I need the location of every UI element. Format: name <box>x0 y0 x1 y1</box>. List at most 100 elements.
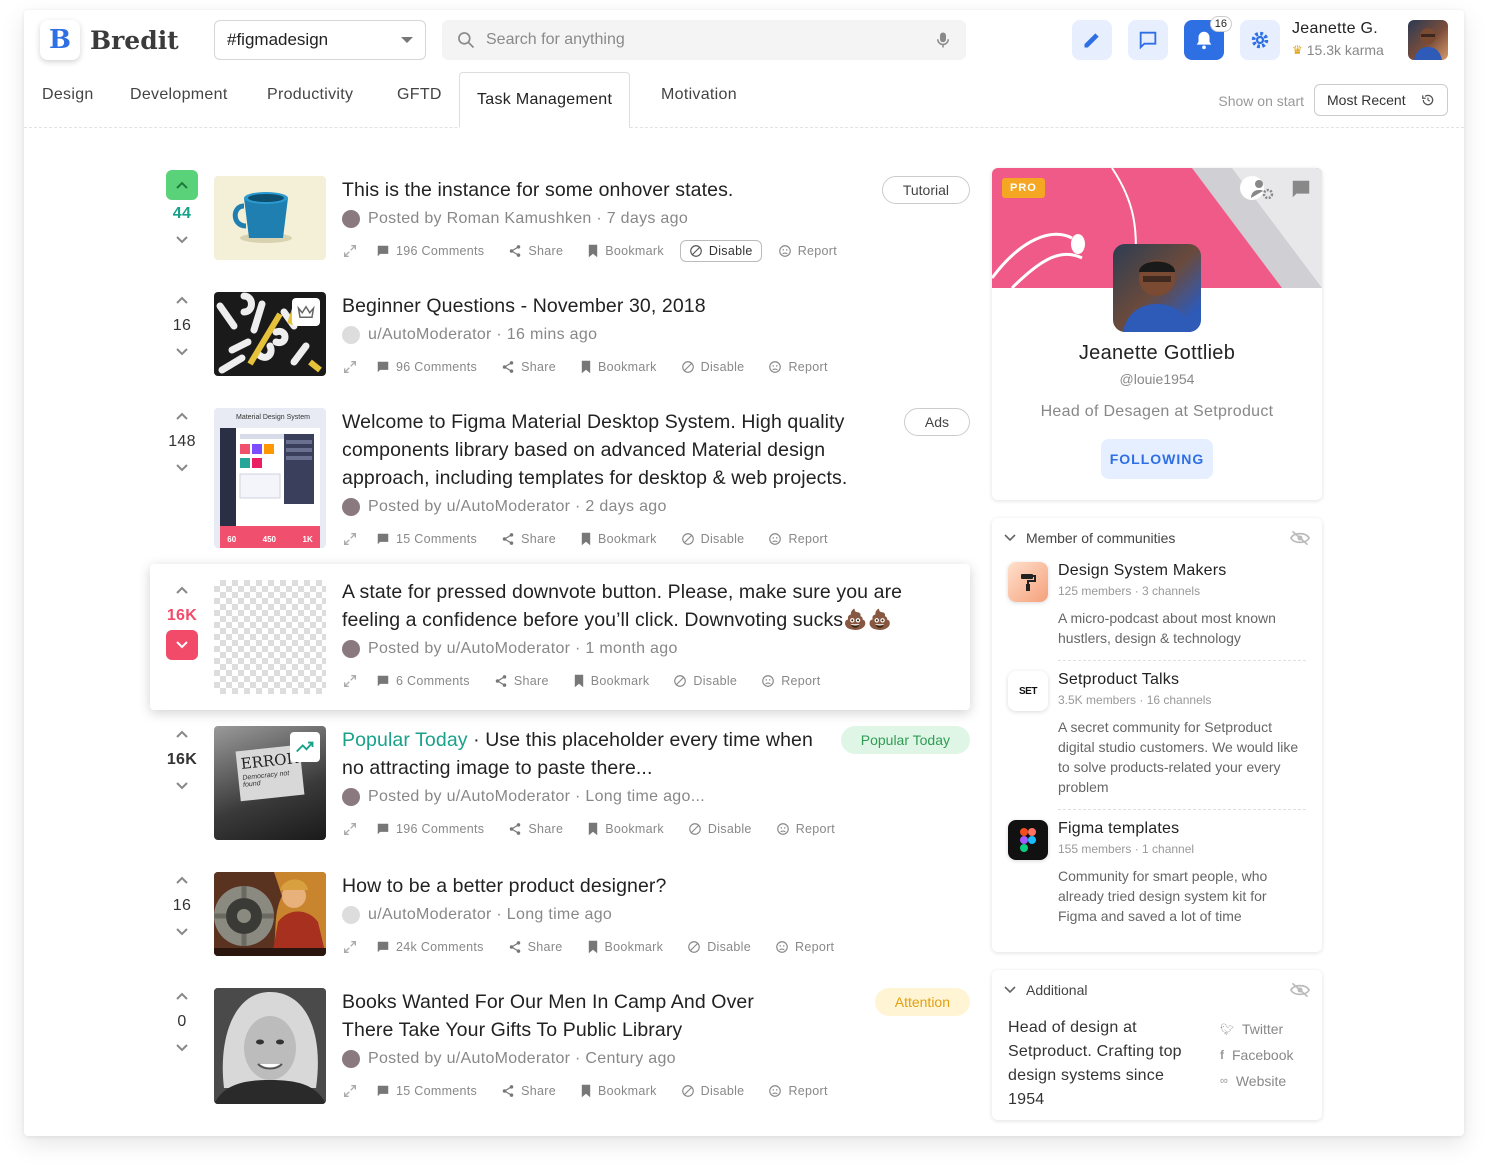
comments-button[interactable]: 24k Comments <box>376 940 484 954</box>
post-card[interactable]: 16 Beginner Questions - November 30, 201… <box>150 284 970 380</box>
report-button[interactable]: Report <box>776 822 835 836</box>
tab-motivation[interactable]: Motivation <box>661 86 737 104</box>
sort-dropdown[interactable]: Most Recent <box>1314 84 1448 116</box>
comments-button[interactable]: 15 Comments <box>376 532 477 546</box>
upvote-button[interactable] <box>166 170 198 200</box>
tab-gftd[interactable]: GFTD <box>397 86 442 104</box>
post-thumbnail[interactable]: Material Design System 60 450 1K <box>214 408 326 548</box>
post-thumbnail[interactable] <box>214 988 326 1104</box>
tab-design[interactable]: Design <box>42 86 94 104</box>
expand-button[interactable] <box>342 359 358 375</box>
expand-button[interactable] <box>342 821 358 837</box>
disable-button[interactable]: Disable <box>673 674 737 688</box>
disable-button[interactable]: Disable <box>681 532 745 546</box>
app-logo[interactable]: B Bredit <box>40 20 179 60</box>
eye-off-icon[interactable] <box>1290 982 1310 998</box>
report-button[interactable]: Report <box>775 940 834 954</box>
comments-button[interactable]: 196 Comments <box>376 822 484 836</box>
report-button[interactable]: Report <box>768 532 827 546</box>
following-button[interactable]: FOLLOWING <box>1101 439 1213 479</box>
user-info[interactable]: Jeanette G. ♛ 15.3k karma <box>1292 20 1384 58</box>
expand-button[interactable] <box>342 939 358 955</box>
comments-button[interactable]: 96 Comments <box>376 360 477 374</box>
share-button[interactable]: Share <box>501 1084 556 1098</box>
post-thumbnail[interactable] <box>214 292 326 376</box>
popular-highlight[interactable]: Popular Today <box>342 729 468 751</box>
additional-header[interactable]: Additional <box>992 970 1322 1010</box>
disable-button[interactable]: Disable <box>681 1084 745 1098</box>
upvote-button[interactable] <box>166 722 198 746</box>
post-thumbnail[interactable] <box>214 176 326 260</box>
report-button[interactable]: Report <box>768 1084 827 1098</box>
communities-header[interactable]: Member of communities <box>992 518 1322 558</box>
tab-task-management[interactable]: Task Management <box>459 72 631 128</box>
notifications-button[interactable]: 16 <box>1184 16 1232 60</box>
tab-productivity[interactable]: Productivity <box>267 86 353 104</box>
community-name[interactable]: Design System Makers <box>1058 562 1306 580</box>
post-meta-text[interactable]: u/AutoModerator · Long time ago <box>368 906 612 924</box>
downvote-button[interactable] <box>166 630 198 660</box>
search-input[interactable] <box>486 31 924 49</box>
upvote-button[interactable] <box>166 984 198 1008</box>
downvote-button[interactable] <box>166 456 198 480</box>
post-meta-text[interactable]: Posted by u/AutoModerator · 2 days ago <box>368 498 667 516</box>
share-button[interactable]: Share <box>494 674 549 688</box>
post-title[interactable]: Welcome to Figma Material Desktop System… <box>342 408 970 492</box>
post-badge[interactable]: Attention <box>874 988 970 1016</box>
post-meta-text[interactable]: u/AutoModerator · 16 mins ago <box>368 326 597 344</box>
expand-button[interactable] <box>342 531 358 547</box>
post-meta-text[interactable]: Posted by Roman Kamushken · 7 days ago <box>368 210 688 228</box>
profile-avatar[interactable] <box>1113 244 1201 332</box>
post-card[interactable]: 44 This is the instance for some onhover… <box>150 168 970 264</box>
eye-off-icon[interactable] <box>1290 530 1310 546</box>
microphone-icon[interactable] <box>934 30 952 50</box>
tab-development[interactable]: Development <box>130 86 228 104</box>
disable-button[interactable]: Disable <box>687 940 751 954</box>
post-meta-text[interactable]: Posted by u/AutoModerator · Long time ag… <box>368 788 705 806</box>
upvote-button[interactable] <box>166 404 198 428</box>
chevron-down-icon[interactable] <box>1004 986 1016 994</box>
post-badge[interactable]: Ads <box>903 408 970 436</box>
bookmark-button[interactable]: Bookmark <box>580 360 657 374</box>
facebook-link[interactable]: f Facebook <box>1220 1042 1293 1068</box>
expand-button[interactable] <box>342 1083 358 1099</box>
disable-button[interactable]: Disable <box>681 360 745 374</box>
share-button[interactable]: Share <box>501 532 556 546</box>
comments-button[interactable]: 6 Comments <box>376 674 470 688</box>
post-thumbnail-placeholder[interactable] <box>214 580 326 694</box>
post-title[interactable]: How to be a better product designer? <box>342 872 970 900</box>
community-name[interactable]: Figma templates <box>1058 820 1306 838</box>
edit-button[interactable] <box>1072 20 1112 60</box>
report-button[interactable]: Report <box>768 360 827 374</box>
post-thumbnail[interactable] <box>214 872 326 956</box>
bookmark-button[interactable]: Bookmark <box>587 244 664 258</box>
share-button[interactable]: Share <box>508 244 563 258</box>
upvote-button[interactable] <box>166 868 198 892</box>
bookmark-button[interactable]: Bookmark <box>587 940 664 954</box>
expand-button[interactable] <box>342 243 358 259</box>
message-icon[interactable] <box>1290 178 1312 200</box>
bookmark-button[interactable]: Bookmark <box>573 674 650 688</box>
post-title[interactable]: Beginner Questions - November 30, 2018 <box>342 292 970 320</box>
report-button[interactable]: Report <box>761 674 820 688</box>
share-button[interactable]: Share <box>508 940 563 954</box>
post-card[interactable]: 16K ERROR Democracy not found Popular To… <box>150 718 970 842</box>
comments-button[interactable]: 15 Comments <box>376 1084 477 1098</box>
share-button[interactable]: Share <box>508 822 563 836</box>
post-thumbnail[interactable]: ERROR Democracy not found <box>214 726 326 840</box>
upvote-button[interactable] <box>166 578 198 602</box>
bookmark-button[interactable]: Bookmark <box>580 532 657 546</box>
manage-user-icon[interactable] <box>1250 178 1274 200</box>
community-item[interactable]: Design System Makers 125 members · 3 cha… <box>992 558 1322 661</box>
comments-button[interactable]: 196 Comments <box>376 244 484 258</box>
downvote-button[interactable] <box>166 920 198 944</box>
post-badge[interactable]: Tutorial <box>881 176 970 204</box>
user-avatar[interactable] <box>1408 20 1448 60</box>
post-card[interactable]: 16 How to be a better product designer? … <box>150 864 970 960</box>
website-link[interactable]: ∞ Website <box>1220 1068 1293 1094</box>
share-button[interactable]: Share <box>501 360 556 374</box>
post-title[interactable]: A state for pressed downvote button. Ple… <box>342 578 970 634</box>
disable-button[interactable]: Disable <box>679 240 762 262</box>
report-button[interactable]: Report <box>778 244 837 258</box>
downvote-button[interactable] <box>166 340 198 364</box>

■ ■ ■ ■ ■

Reproduce the part of the material above that opens with the line containing "comments-button[interactable]: 24k Comments" and closes with the line containing "expand-button[interactable] <box>342 359", including both of those lines.

**ANSWER TO THIS TASK**
comments-button[interactable]: 24k Comments <box>376 940 484 954</box>
post-card[interactable]: 16 Beginner Questions - November 30, 201… <box>150 284 970 380</box>
report-button[interactable]: Report <box>776 822 835 836</box>
tab-motivation[interactable]: Motivation <box>661 86 737 104</box>
sort-dropdown[interactable]: Most Recent <box>1314 84 1448 116</box>
comments-button[interactable]: 15 Comments <box>376 532 477 546</box>
upvote-button[interactable] <box>166 170 198 200</box>
tab-gftd[interactable]: GFTD <box>397 86 442 104</box>
post-thumbnail[interactable]: Material Design System 60 450 1K <box>214 408 326 548</box>
post-thumbnail[interactable] <box>214 988 326 1104</box>
tab-design[interactable]: Design <box>42 86 94 104</box>
expand-button[interactable] <box>342 359 358 375</box>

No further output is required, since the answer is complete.